▶ Aim of the exercise
Reproduce all the lines below exactly and omit the images.

***** Dataset records *****

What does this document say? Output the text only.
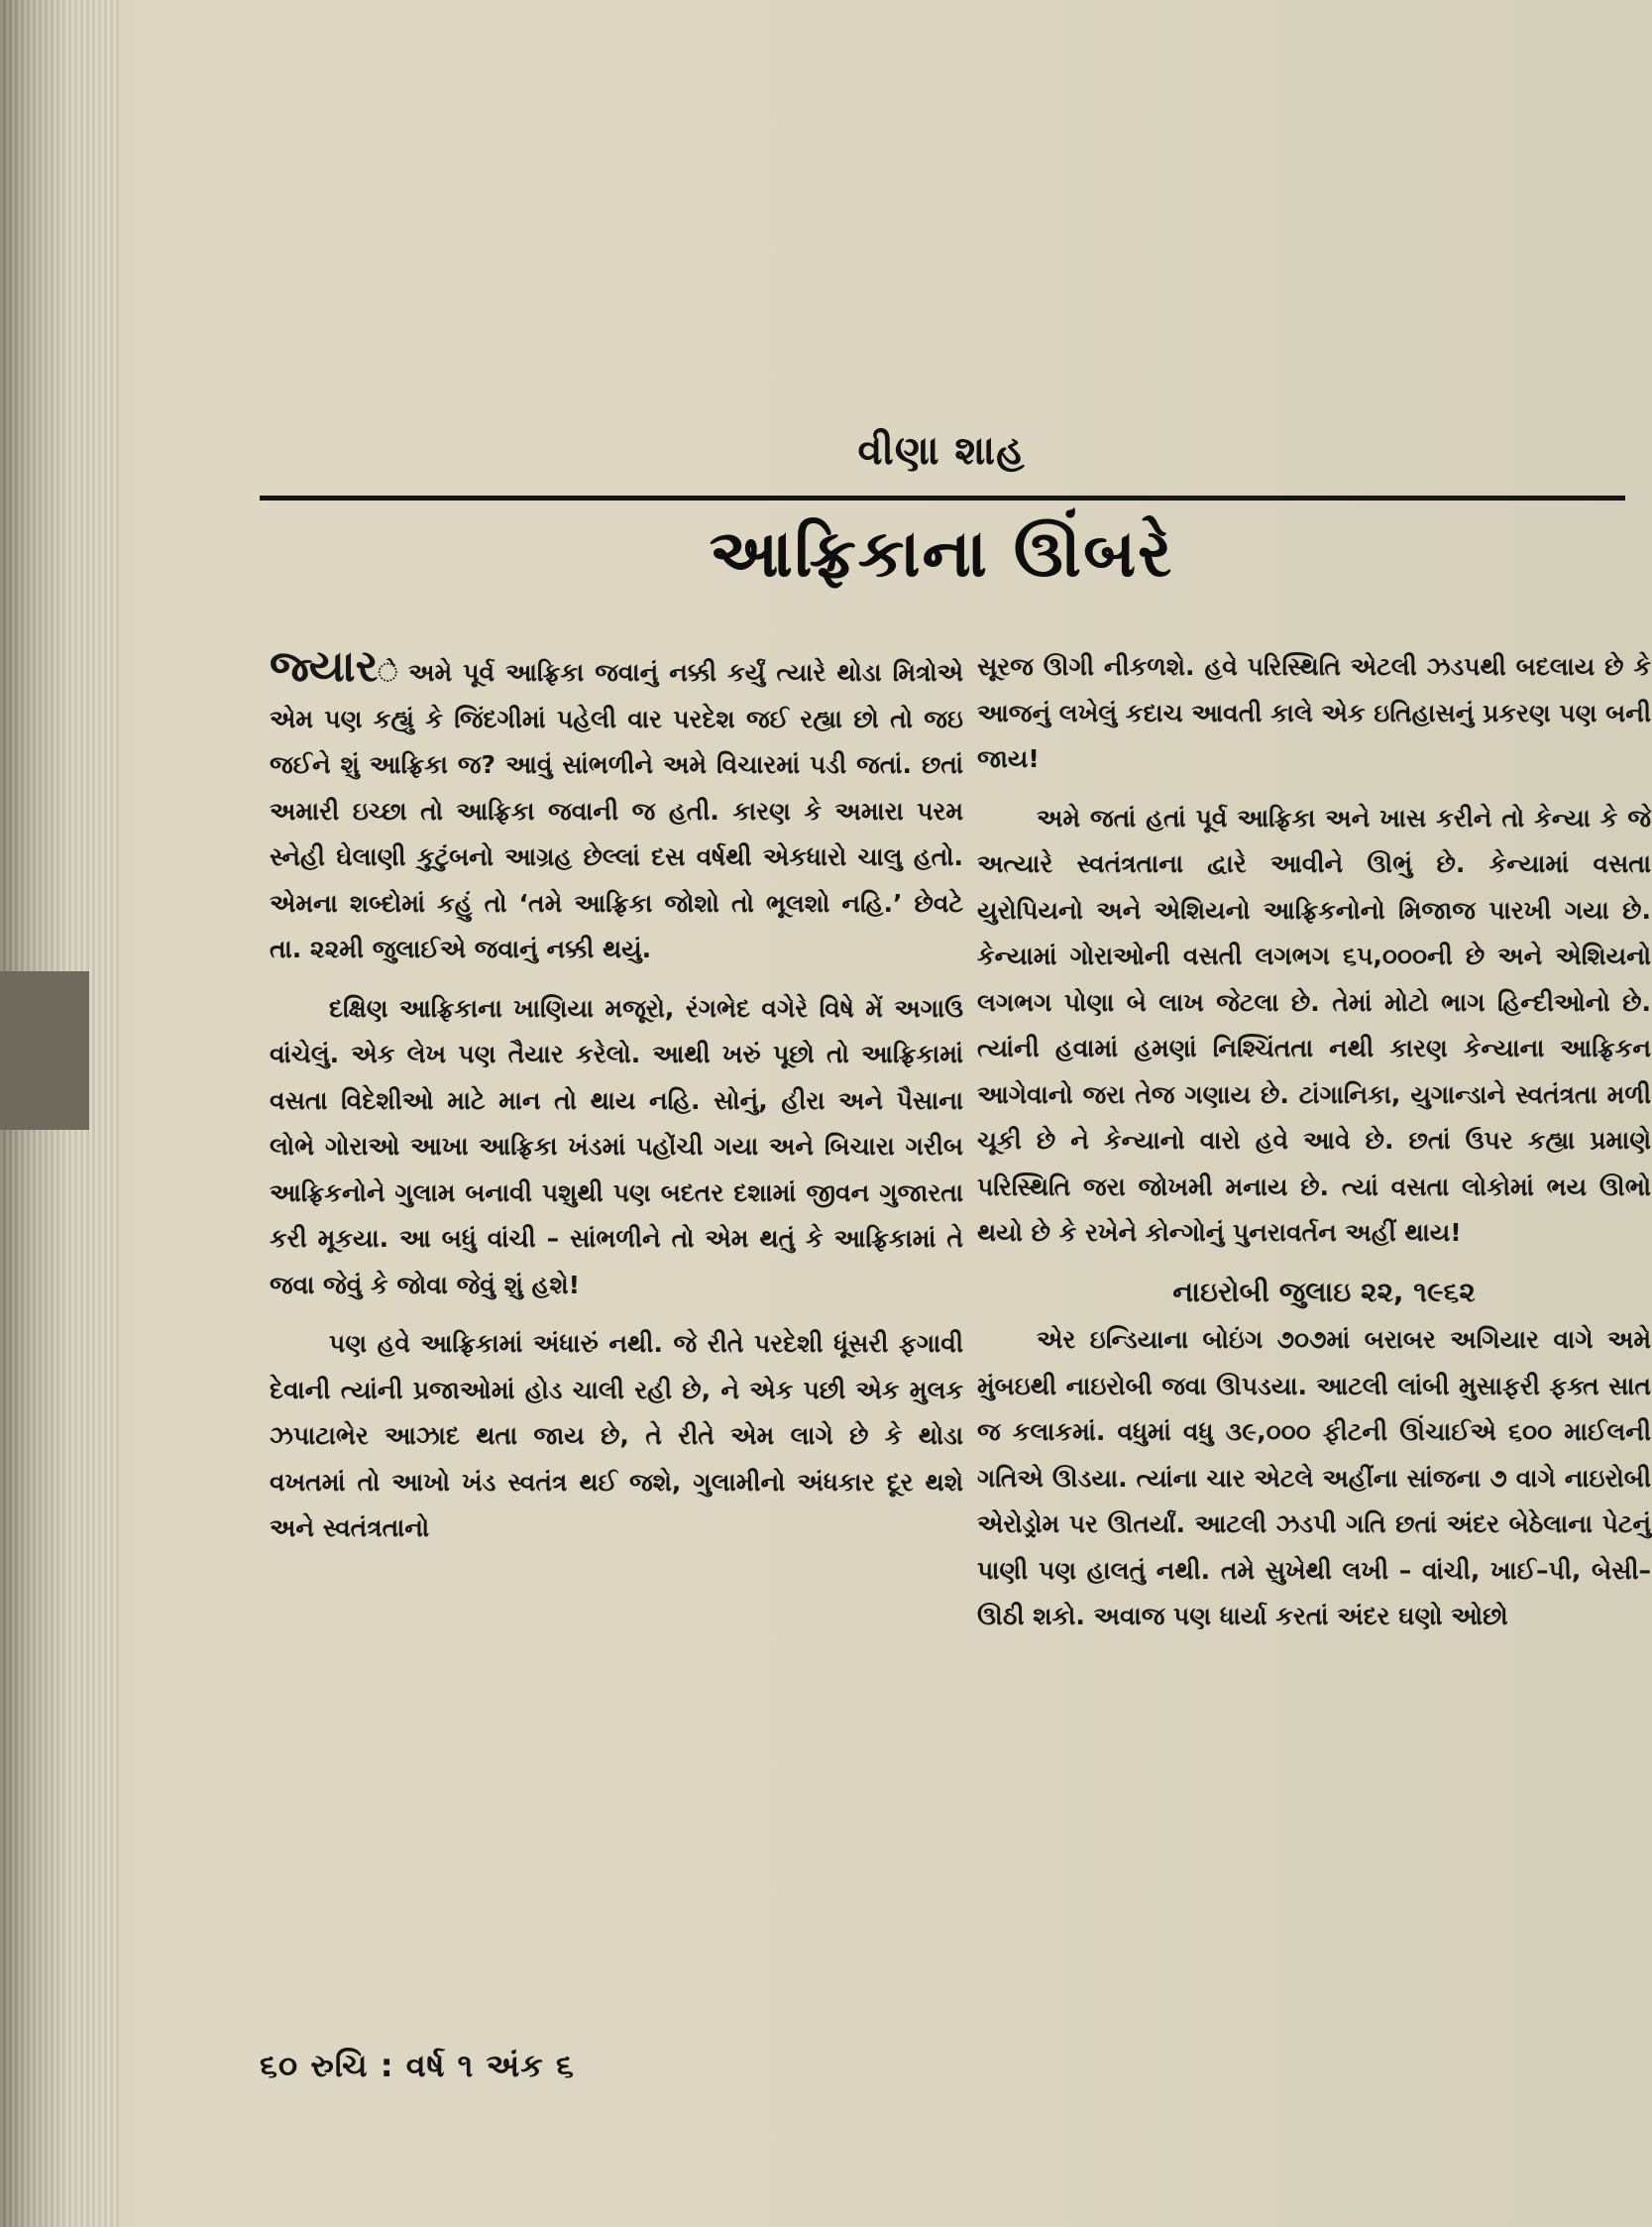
વીણા શાહ
આફ્રિકાના ઊંબરે

જ્યારે અમે પૂર્વ આફ્રિકા જવાનું નક્કી કર્યું ત્યારે થોડા મિત્રોએ એમ પણ કહ્યું કે જિંદગીમાં પહેલી વાર પરદેશ જઈ રહ્યા છો તો જઇ જઈને શું આફ્રિકા જ? આવું સાંભળીને અમે વિચારમાં પડી જતાં. છતાં અમારી ઇચ્છા તો આફ્રિકા જવાની જ હતી. કારણ કે અમારા પરમ સ્નેહી ઘેલાણી કુટુંબનો આગ્રહ છેલ્લાં દસ વર્ષથી એકધારો ચાલુ હતો. એમના શબ્દોમાં કહું તો ‘તમે આફ્રિકા જોશો તો ભૂલશો નહિ.’ છેવટે તા. ૨૨મી જુલાઈએ જવાનું નક્કી થયું.

દક્ષિણ આફ્રિકાના ખાણિયા મજૂરો, રંગભેદ વગેરે વિષે મેં અગાઉ વાંચેલું. એક લેખ પણ તૈયાર કરેલો. આથી ખરું પૂછો તો આફ્રિકામાં વસતા વિદેશીઓ માટે માન તો થાય નહિ. સોનું, હીરા અને પૈસાના લોભે ગોરાઓ આખા આફ્રિકા ખંડમાં પહોંચી ગયા અને બિચારા ગરીબ આફ્રિકનોને ગુલામ બનાવી પશુથી પણ બદતર દશામાં જીવન ગુજારતા કરી મૂકયા. આ બધું વાંચી – સાંભળીને તો એમ થતું કે આફ્રિકામાં તે જવા જેવું કે જોવા જેવું શું હશે!

પણ હવે આફ્રિકામાં અંધારું નથી. જે રીતે પરદેશી ધૂંસરી ફગાવી દેવાની ત્યાંની પ્રજાઓમાં હોડ ચાલી રહી છે, ને એક પછી એક મુલક ઝપાટાભેર આઝાદ થતા જાય છે, તે રીતે એમ લાગે છે કે થોડા વખતમાં તો આખો ખંડ સ્વતંત્ર થઈ જશે, ગુલામીનો અંધકાર દૂર થશે અને સ્વતંત્રતાનો

સૂરજ ઊગી નીકળશે. હવે પરિસ્થિતિ એટલી ઝડપથી બદલાય છે કે આજનું લખેલું કદાચ આવતી કાલે એક ઇતિહાસનું પ્રકરણ પણ બની જાય!

અમે જતાં હતાં પૂર્વ આફ્રિકા અને ખાસ કરીને તો કેન્યા કે જે અત્યારે સ્વતંત્રતાના દ્વારે આવીને ઊભું છે. કેન્યામાં વસતા યુરોપિયનો અને એશિયનો આફ્રિકનોનો મિજાજ પારખી ગયા છે. કેન્યામાં ગોરાઓની વસતી લગભગ ૬૫,૦૦૦ની છે અને એશિયનો લગભગ પોણા બે લાખ જેટલા છે. તેમાં મોટો ભાગ હિન્દીઓનો છે. ત્યાંની હવામાં હમણાં નિશ્ચિંતતા નથી કારણ કેન્યાના આફ્રિકન આગેવાનો જરા તેજ ગણાય છે. ટાંગાનિકા, યુગાન્ડાને સ્વતંત્રતા મળી ચૂકી છે ને કેન્યાનો વારો હવે આવે છે. છતાં ઉપર કહ્યા પ્રમાણે પરિસ્થિતિ જરા જોખમી મનાય છે. ત્યાં વસતા લોકોમાં ભય ઊભો થયો છે કે રખેને કોન્ગોનું પુનરાવર્તન અહીં થાય!

નાઇરોબી જુલાઇ ૨૨, ૧૯૬૨

એર ઇન્ડિયાના બોઇંગ ૭૦૭માં બરાબર અગિયાર વાગે અમે મુંબઇથી નાઇરોબી જવા ઊપડયા. આટલી લાંબી મુસાફરી ફક્ત સાત જ કલાકમાં. વધુમાં વધુ ૩૯,૦૦૦ ફીટની ઊંચાઈએ ૬૦૦ માઈલની ગતિએ ઊડયા. ત્યાંના ચાર એટલે અહીંના સાંજના ૭ વાગે નાઇરોબી એરોડ્રોમ પર ઊતર્યાં. આટલી ઝડપી ગતિ છતાં અંદર બેઠેલાના પેટનું પાણી પણ હાલતું નથી. તમે સુખેથી લખી – વાંચી, ખાઈ–પી, બેસી–ઊઠી શકો. અવાજ પણ ધાર્યા કરતાં અંદર ઘણો ઓછો

૬૦ રુચિ : વર્ષ ૧ અંક ૬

*****

▶ Solution for this task
What does this document say? Output the text only.
વીણા શાહ
આફ્રિકાના ઊંબરે

જ્યારે અમે પૂર્વ આફ્રિકા જવાનું નક્કી કર્યું ત્યારે થોડા મિત્રોએ એમ પણ કહ્યું કે જિંદગીમાં પહેલી વાર પરદેશ જઈ રહ્યા છો તો જઇ જઈને શું આફ્રિકા જ? આવું સાંભળીને અમે વિચારમાં પડી જતાં. છતાં અમારી ઇચ્છા તો આફ્રિકા જવાની જ હતી. કારણ કે અમારા પરમ સ્નેહી ઘેલાણી કુટુંબનો આગ્રહ છેલ્લાં દસ વર્ષથી એકધારો ચાલુ હતો. એમના શબ્દોમાં કહું તો ‘તમે આફ્રિકા જોશો તો ભૂલશો નહિ.’ છેવટે તા. ૨૨મી જુલાઈએ જવાનું નક્કી થયું.

દક્ષિણ આફ્રિકાના ખાણિયા મજૂરો, રંગભેદ વગેરે વિષે મેં અગાઉ વાંચેલું. એક લેખ પણ તૈયાર કરેલો. આથી ખરું પૂછો તો આફ્રિકામાં વસતા વિદેશીઓ માટે માન તો થાય નહિ. સોનું, હીરા અને પૈસાના લોભે ગોરાઓ આખા આફ્રિકા ખંડમાં પહોંચી ગયા અને બિચારા ગરીબ આફ્રિકનોને ગુલામ બનાવી પશુથી પણ બદતર દશામાં જીવન ગુજારતા કરી મૂકયા. આ બધું વાંચી – સાંભળીને તો એમ થતું કે આફ્રિકામાં તે જવા જેવું કે જોવા જેવું શું હશે!

પણ હવે આફ્રિકામાં અંધારું નથી. જે રીતે પરદેશી ધૂંસરી ફગાવી દેવાની ત્યાંની પ્રજાઓમાં હોડ ચાલી રહી છે, ને એક પછી એક મુલક ઝપાટાભેર આઝાદ થતા જાય છે, તે રીતે એમ લાગે છે કે થોડા વખતમાં તો આખો ખંડ સ્વતંત્ર થઈ જશે, ગુલામીનો અંધકાર દૂર થશે અને સ્વતંત્રતાનો

સૂરજ ઊગી નીકળશે. હવે પરિસ્થિતિ એટલી ઝડપથી બદલાય છે કે આજનું લખેલું કદાચ આવતી કાલે એક ઇતિહાસનું પ્રકરણ પણ બની જાય!

અમે જતાં હતાં પૂર્વ આફ્રિકા અને ખાસ કરીને તો કેન્યા કે જે અત્યારે સ્વતંત્રતાના દ્વારે આવીને ઊભું છે. કેન્યામાં વસતા યુરોપિયનો અને એશિયનો આફ્રિકનોનો મિજાજ પારખી ગયા છે. કેન્યામાં ગોરાઓની વસતી લગભગ ૬૫,૦૦૦ની છે અને એશિયનો લગભગ પોણા બે લાખ જેટલા છે. તેમાં મોટો ભાગ હિન્દીઓનો છે. ત્યાંની હવામાં હમણાં નિશ્ચિંતતા નથી કારણ કેન્યાના આફ્રિકન આગેવાનો જરા તેજ ગણાય છે. ટાંગાનિકા, યુગાન્ડાને સ્વતંત્રતા મળી ચૂકી છે ને કેન્યાનો વારો હવે આવે છે. છતાં ઉપર કહ્યા પ્રમાણે પરિસ્થિતિ જરા જોખમી મનાય છે. ત્યાં વસતા લોકોમાં ભય ઊભો થયો છે કે રખેને કોન્ગોનું પુનરાવર્તન અહીં થાય!

નાઇરોબી જુલાઇ ૨૨, ૧૯૬૨

એર ઇન્ડિયાના બોઇંગ ૭૦૭માં બરાબર અગિયાર વાગે અમે મુંબઇથી નાઇરોબી જવા ઊપડયા. આટલી લાંબી મુસાફરી ફક્ત સાત જ કલાકમાં. વધુમાં વધુ ૩૯,૦૦૦ ફીટની ઊંચાઈએ ૬૦૦ માઈલની ગતિએ ઊડયા. ત્યાંના ચાર એટલે અહીંના સાંજના ૭ વાગે નાઇરોબી એરોડ્રોમ પર ઊતર્યાં. આટલી ઝડપી ગતિ છતાં અંદર બેઠેલાના પેટનું પાણી પણ હાલતું નથી. તમે સુખેથી લખી – વાંચી, ખાઈ–પી, બેસી–ઊઠી શકો. અવાજ પણ ધાર્યા કરતાં અંદર ઘણો ઓછો

૬૦ રુચિ : વર્ષ ૧ અંક ૬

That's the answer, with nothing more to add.